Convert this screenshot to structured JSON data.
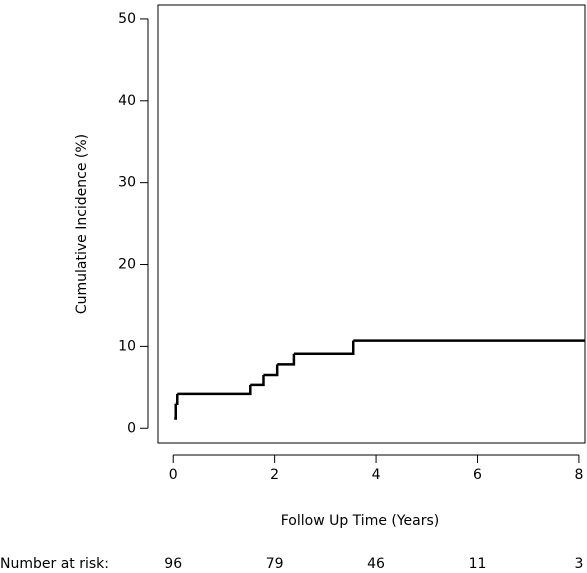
{
  "chart_data": {
    "type": "step",
    "ylabel": "Cumulative Incidence (%)",
    "xlabel": "Follow Up Time (Years)",
    "x": [
      0.02,
      0.05,
      0.08,
      1.52,
      1.78,
      2.05,
      2.38,
      3.55,
      8.12
    ],
    "values": [
      1.2,
      3.0,
      4.2,
      5.3,
      6.5,
      7.8,
      9.1,
      10.7,
      10.7
    ],
    "color": "#000000",
    "xlim": [
      -0.3,
      8.12
    ],
    "ylim": [
      -1.8,
      51.7
    ],
    "xticks": [
      0,
      2,
      4,
      6,
      8
    ],
    "yticks": [
      0,
      10,
      20,
      30,
      40,
      50
    ],
    "risk_label": "Number at risk:",
    "at_risk": [
      96,
      79,
      46,
      11,
      3
    ]
  }
}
+ + + +
▶ [Brief] Reproduce all of the material exactly, apart from the pictures.

▶ [Problem solution]
Convert this screenshot to structured JSON data.
{
  "chart_data": {
    "type": "step",
    "ylabel": "Cumulative Incidence (%)",
    "xlabel": "Follow Up Time (Years)",
    "x": [
      0.02,
      0.05,
      0.08,
      1.52,
      1.78,
      2.05,
      2.38,
      3.55,
      8.12
    ],
    "values": [
      1.2,
      3.0,
      4.2,
      5.3,
      6.5,
      7.8,
      9.1,
      10.7,
      10.7
    ],
    "color": "#000000",
    "xlim": [
      -0.3,
      8.12
    ],
    "ylim": [
      -1.8,
      51.7
    ],
    "xticks": [
      0,
      2,
      4,
      6,
      8
    ],
    "yticks": [
      0,
      10,
      20,
      30,
      40,
      50
    ],
    "risk_label": "Number at risk:",
    "at_risk": [
      96,
      79,
      46,
      11,
      3
    ]
  }
}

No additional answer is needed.